[Directions for this task]
Transcribe the material verbatim in full; the pictures do not belong in the copy.

Stored dataset items
==========

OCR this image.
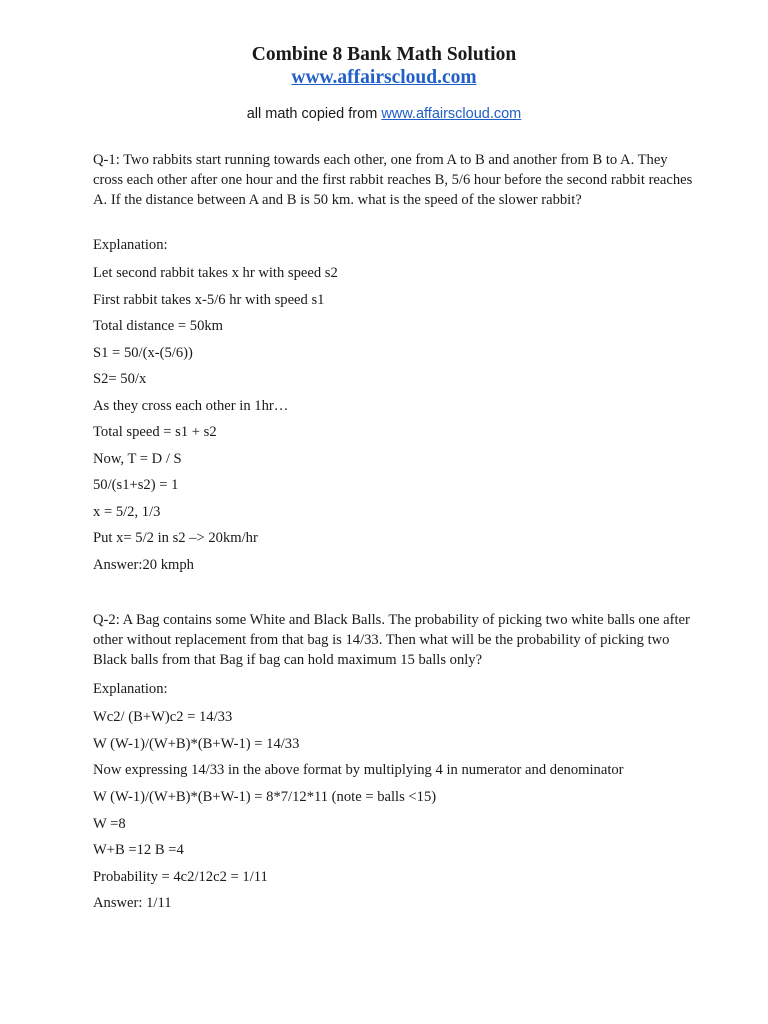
Combine 8 Bank Math Solution
www.affairscloud.com
all math copied from www.affairscloud.com
Q-1: Two rabbits start running towards each other, one from A to B and another from B to A. They cross each other after one hour and the first rabbit reaches B, 5/6 hour before the second rabbit reaches A. If the distance between A and B is 50 km. what is the speed of the slower rabbit?
Explanation:
Let second rabbit takes x hr with speed s2
First rabbit takes x-5/6 hr with speed s1
Total distance = 50km
S1 = 50/(x-(5/6))
S2= 50/x
As they cross each other in 1hr…
Total speed = s1 + s2
Now, T = D / S
50/(s1+s2) = 1
x = 5/2, 1/3
Put x= 5/2 in s2 –> 20km/hr
Answer:20 kmph
Q-2: A Bag contains some White and Black Balls. The probability of picking two white balls one after other without replacement from that bag is 14/33. Then what will be the probability of picking two Black balls from that Bag if bag can hold maximum 15 balls only?
Explanation:
Wc2/ (B+W)c2 = 14/33
W (W-1)/(W+B)*(B+W-1) = 14/33
Now expressing 14/33 in the above format by multiplying 4 in numerator and denominator
W (W-1)/(W+B)*(B+W-1) = 8*7/12*11 (note = balls <15)
W =8
W+B =12 B =4
Probability = 4c2/12c2 = 1/11
Answer: 1/11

==========

[Answer to this problem]
OCR this image.
Combine 8 Bank Math Solution
www.affairscloud.com
all math copied from www.affairscloud.com
Q-1: Two rabbits start running towards each other, one from A to B and another from B to A. They cross each other after one hour and the first rabbit reaches B, 5/6 hour before the second rabbit reaches A. If the distance between A and B is 50 km. what is the speed of the slower rabbit?
Explanation:
Let second rabbit takes x hr with speed s2
First rabbit takes x-5/6 hr with speed s1
Total distance = 50km
S1 = 50/(x-(5/6))
S2= 50/x
As they cross each other in 1hr…
Total speed = s1 + s2
Now, T = D / S
50/(s1+s2) = 1
x = 5/2, 1/3
Put x= 5/2 in s2 –> 20km/hr
Answer:20 kmph
Q-2: A Bag contains some White and Black Balls. The probability of picking two white balls one after other without replacement from that bag is 14/33. Then what will be the probability of picking two Black balls from that Bag if bag can hold maximum 15 balls only?
Explanation:
Wc2/ (B+W)c2 = 14/33
W (W-1)/(W+B)*(B+W-1) = 14/33
Now expressing 14/33 in the above format by multiplying 4 in numerator and denominator
W (W-1)/(W+B)*(B+W-1) = 8*7/12*11 (note = balls <15)
W =8
W+B =12 B =4
Probability = 4c2/12c2 = 1/11
Answer: 1/11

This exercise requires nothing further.